Source material
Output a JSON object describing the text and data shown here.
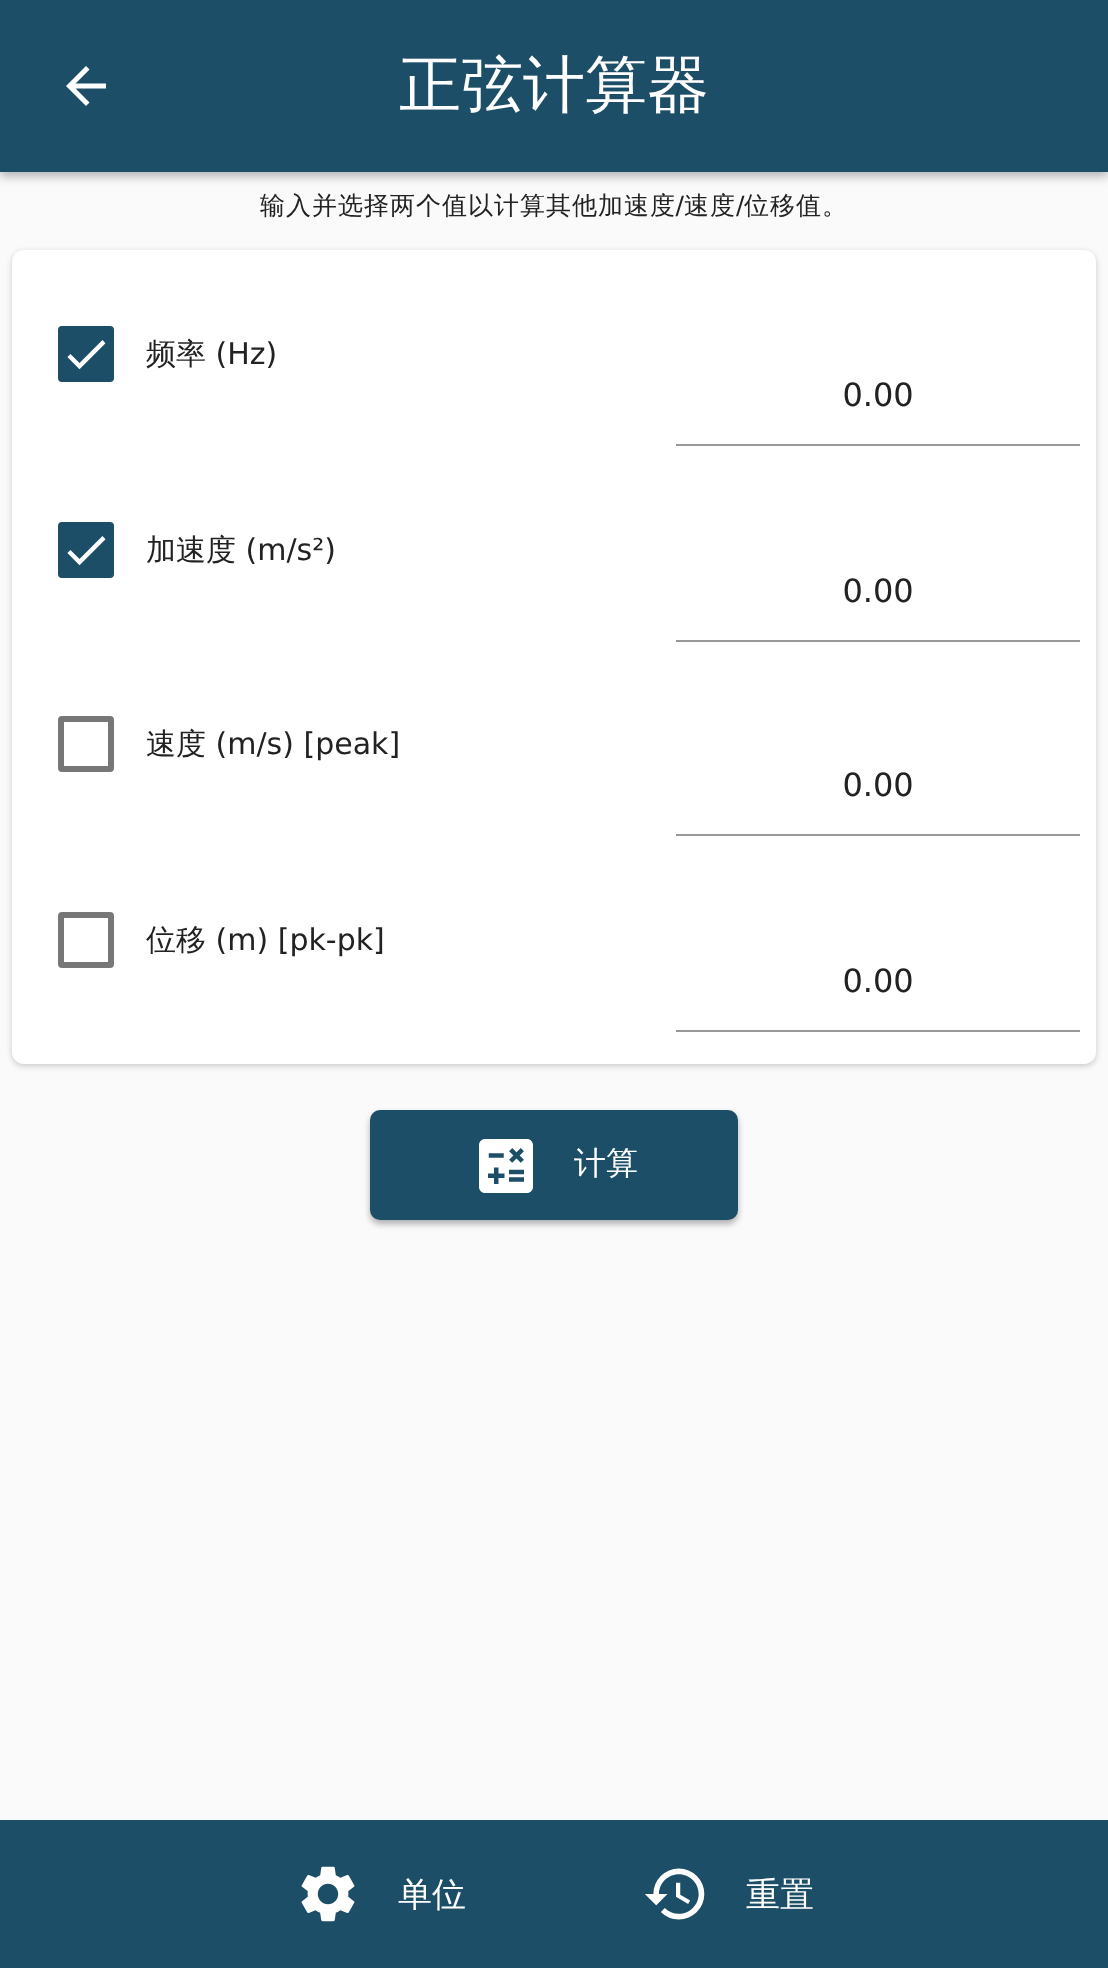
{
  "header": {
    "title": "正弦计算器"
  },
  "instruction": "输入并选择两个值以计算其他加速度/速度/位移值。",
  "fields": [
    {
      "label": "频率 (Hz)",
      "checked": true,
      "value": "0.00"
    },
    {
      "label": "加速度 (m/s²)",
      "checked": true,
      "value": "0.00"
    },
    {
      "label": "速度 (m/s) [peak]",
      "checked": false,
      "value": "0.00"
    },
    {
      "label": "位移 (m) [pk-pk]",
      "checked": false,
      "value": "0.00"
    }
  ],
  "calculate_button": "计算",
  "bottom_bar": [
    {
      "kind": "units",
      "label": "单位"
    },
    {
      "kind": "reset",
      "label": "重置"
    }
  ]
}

Stated exercise
Exclude the images, then output the data above word for word.

Finished answer
Output a JSON object describing the text and data shown here.
{
  "header": {
    "title": "正弦计算器"
  },
  "instruction": "输入并选择两个值以计算其他加速度/速度/位移值。",
  "fields": [
    {
      "label": "频率 (Hz)",
      "checked": true,
      "value": "0.00"
    },
    {
      "label": "加速度 (m/s²)",
      "checked": true,
      "value": "0.00"
    },
    {
      "label": "速度 (m/s) [peak]",
      "checked": false,
      "value": "0.00"
    },
    {
      "label": "位移 (m) [pk-pk]",
      "checked": false,
      "value": "0.00"
    }
  ],
  "calculate_button": "计算",
  "bottom_bar": [
    {
      "kind": "units",
      "label": "单位"
    },
    {
      "kind": "reset",
      "label": "重置"
    }
  ]
}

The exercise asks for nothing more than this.